(REQUIREMENT):
Please copy out the records below line for line, keeping every character as it is.

(DATA EXTRACT):
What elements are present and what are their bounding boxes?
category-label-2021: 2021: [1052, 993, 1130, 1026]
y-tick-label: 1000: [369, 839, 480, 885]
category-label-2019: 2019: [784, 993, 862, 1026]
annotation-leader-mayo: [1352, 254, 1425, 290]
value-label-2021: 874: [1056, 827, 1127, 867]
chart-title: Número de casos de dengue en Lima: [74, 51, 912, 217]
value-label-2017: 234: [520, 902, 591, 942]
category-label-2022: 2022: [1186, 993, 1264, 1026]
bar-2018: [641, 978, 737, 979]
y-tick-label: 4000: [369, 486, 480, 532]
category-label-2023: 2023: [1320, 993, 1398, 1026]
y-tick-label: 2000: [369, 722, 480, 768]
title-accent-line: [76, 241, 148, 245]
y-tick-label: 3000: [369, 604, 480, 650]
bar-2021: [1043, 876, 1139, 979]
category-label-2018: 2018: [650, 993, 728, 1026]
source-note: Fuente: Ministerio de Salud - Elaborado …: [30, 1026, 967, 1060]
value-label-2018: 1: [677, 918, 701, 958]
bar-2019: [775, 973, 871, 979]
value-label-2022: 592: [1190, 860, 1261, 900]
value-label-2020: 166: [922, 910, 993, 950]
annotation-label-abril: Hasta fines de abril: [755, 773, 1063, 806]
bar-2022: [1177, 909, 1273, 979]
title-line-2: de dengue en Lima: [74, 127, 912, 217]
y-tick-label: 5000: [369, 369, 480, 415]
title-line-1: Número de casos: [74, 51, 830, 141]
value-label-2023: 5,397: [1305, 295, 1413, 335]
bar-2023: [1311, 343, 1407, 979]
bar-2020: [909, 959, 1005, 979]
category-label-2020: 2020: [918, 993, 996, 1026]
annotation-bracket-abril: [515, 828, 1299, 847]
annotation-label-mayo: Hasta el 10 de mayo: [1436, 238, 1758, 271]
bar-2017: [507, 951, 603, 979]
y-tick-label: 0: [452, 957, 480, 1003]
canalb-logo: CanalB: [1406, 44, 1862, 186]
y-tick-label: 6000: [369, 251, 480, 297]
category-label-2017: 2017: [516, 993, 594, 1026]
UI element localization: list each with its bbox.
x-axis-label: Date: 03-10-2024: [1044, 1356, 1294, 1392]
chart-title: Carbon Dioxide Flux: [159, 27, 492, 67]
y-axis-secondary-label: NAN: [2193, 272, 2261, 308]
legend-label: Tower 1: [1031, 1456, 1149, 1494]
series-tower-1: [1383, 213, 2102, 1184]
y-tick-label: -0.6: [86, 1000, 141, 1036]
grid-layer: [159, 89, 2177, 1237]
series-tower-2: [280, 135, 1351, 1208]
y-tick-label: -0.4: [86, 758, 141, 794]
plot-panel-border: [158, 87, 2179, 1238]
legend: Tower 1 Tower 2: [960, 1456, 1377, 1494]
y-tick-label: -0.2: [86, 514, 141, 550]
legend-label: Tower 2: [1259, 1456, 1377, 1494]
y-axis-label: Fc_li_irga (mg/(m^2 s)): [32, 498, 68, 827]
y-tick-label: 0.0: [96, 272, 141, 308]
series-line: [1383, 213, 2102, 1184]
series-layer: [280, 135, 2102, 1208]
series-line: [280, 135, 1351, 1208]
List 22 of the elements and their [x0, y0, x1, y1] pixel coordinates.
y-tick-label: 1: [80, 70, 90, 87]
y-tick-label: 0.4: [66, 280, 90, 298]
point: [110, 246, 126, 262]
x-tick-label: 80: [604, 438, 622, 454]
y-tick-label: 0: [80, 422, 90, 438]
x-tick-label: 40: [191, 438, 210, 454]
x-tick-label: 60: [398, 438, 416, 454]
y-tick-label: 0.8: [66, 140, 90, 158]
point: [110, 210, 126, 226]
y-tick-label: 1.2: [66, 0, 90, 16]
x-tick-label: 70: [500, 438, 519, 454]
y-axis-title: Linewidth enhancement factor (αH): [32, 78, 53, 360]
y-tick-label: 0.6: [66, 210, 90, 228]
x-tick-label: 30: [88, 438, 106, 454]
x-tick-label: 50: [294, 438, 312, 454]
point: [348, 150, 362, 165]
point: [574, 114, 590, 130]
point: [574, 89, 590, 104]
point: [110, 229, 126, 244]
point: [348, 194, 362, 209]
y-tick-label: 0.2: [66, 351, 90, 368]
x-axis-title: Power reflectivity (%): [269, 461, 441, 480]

(TASK ANSWER):
What elements are present and what are their bounding boxes?
category-label-2021: 2021: [1052, 993, 1130, 1026]
y-tick-label: 1000: [369, 839, 480, 885]
category-label-2019: 2019: [784, 993, 862, 1026]
annotation-leader-mayo: [1352, 254, 1425, 290]
value-label-2021: 874: [1056, 827, 1127, 867]
chart-title: Número de casos de dengue en Lima: [74, 51, 912, 217]
value-label-2017: 234: [520, 902, 591, 942]
category-label-2022: 2022: [1186, 993, 1264, 1026]
bar-2018: [641, 978, 737, 979]
y-tick-label: 4000: [369, 486, 480, 532]
category-label-2023: 2023: [1320, 993, 1398, 1026]
y-tick-label: 2000: [369, 722, 480, 768]
title-accent-line: [76, 241, 148, 245]
y-tick-label: 3000: [369, 604, 480, 650]
bar-2021: [1043, 876, 1139, 979]
category-label-2018: 2018: [650, 993, 728, 1026]
source-note: Fuente: Ministerio de Salud - Elaborado …: [30, 1026, 967, 1060]
value-label-2018: 1: [677, 918, 701, 958]
bar-2019: [775, 973, 871, 979]
value-label-2022: 592: [1190, 860, 1261, 900]
value-label-2020: 166: [922, 910, 993, 950]
annotation-label-abril: Hasta fines de abril: [755, 773, 1063, 806]
bar-2022: [1177, 909, 1273, 979]
title-line-2: de dengue en Lima: [74, 127, 912, 217]
y-tick-label: 5000: [369, 369, 480, 415]
title-line-1: Número de casos: [74, 51, 830, 141]
value-label-2023: 5,397: [1305, 295, 1413, 335]
bar-2023: [1311, 343, 1407, 979]
bar-2020: [909, 959, 1005, 979]
category-label-2020: 2020: [918, 993, 996, 1026]
annotation-bracket-abril: [515, 828, 1299, 847]
annotation-label-mayo: Hasta el 10 de mayo: [1436, 238, 1758, 271]
bar-2017: [507, 951, 603, 979]
y-tick-label: 0: [452, 957, 480, 1003]
canalb-logo: CanalB: [1406, 44, 1862, 186]
y-tick-label: 6000: [369, 251, 480, 297]
category-label-2017: 2017: [516, 993, 594, 1026]
UI element localization: list each with its bbox.
x-axis-label: Date: 03-10-2024: [1044, 1356, 1294, 1392]
chart-title: Carbon Dioxide Flux: [159, 27, 492, 67]
y-axis-secondary-label: NAN: [2193, 272, 2261, 308]
legend-label: Tower 1: [1031, 1456, 1149, 1494]
series-tower-1: [1383, 213, 2102, 1184]
y-tick-label: -0.6: [86, 1000, 141, 1036]
grid-layer: [159, 89, 2177, 1237]
series-tower-2: [280, 135, 1351, 1208]
y-tick-label: -0.4: [86, 758, 141, 794]
plot-panel-border: [158, 87, 2179, 1238]
legend: Tower 1 Tower 2: [960, 1456, 1377, 1494]
y-tick-label: -0.2: [86, 514, 141, 550]
legend-label: Tower 2: [1259, 1456, 1377, 1494]
y-axis-label: Fc_li_irga (mg/(m^2 s)): [32, 498, 68, 827]
y-tick-label: 0.0: [96, 272, 141, 308]
series-line: [1383, 213, 2102, 1184]
series-layer: [280, 135, 2102, 1208]
series-line: [280, 135, 1351, 1208]
List 22 of the elements and their [x0, y0, x1, y1] pixel coordinates.
y-tick-label: 1: [80, 70, 90, 87]
y-tick-label: 0.4: [66, 280, 90, 298]
point: [110, 246, 126, 262]
x-tick-label: 80: [604, 438, 622, 454]
y-tick-label: 0: [80, 422, 90, 438]
x-tick-label: 40: [191, 438, 210, 454]
x-tick-label: 60: [398, 438, 416, 454]
y-tick-label: 0.8: [66, 140, 90, 158]
point: [110, 210, 126, 226]
y-tick-label: 1.2: [66, 0, 90, 16]
x-tick-label: 70: [500, 438, 519, 454]
y-axis-title: Linewidth enhancement factor (αH): [32, 78, 53, 360]
y-tick-label: 0.6: [66, 210, 90, 228]
x-tick-label: 30: [88, 438, 106, 454]
x-tick-label: 50: [294, 438, 312, 454]
point: [348, 150, 362, 165]
point: [574, 114, 590, 130]
point: [574, 89, 590, 104]
point: [110, 229, 126, 244]
point: [348, 194, 362, 209]
y-tick-label: 0.2: [66, 351, 90, 368]
x-axis-title: Power reflectivity (%): [269, 461, 441, 480]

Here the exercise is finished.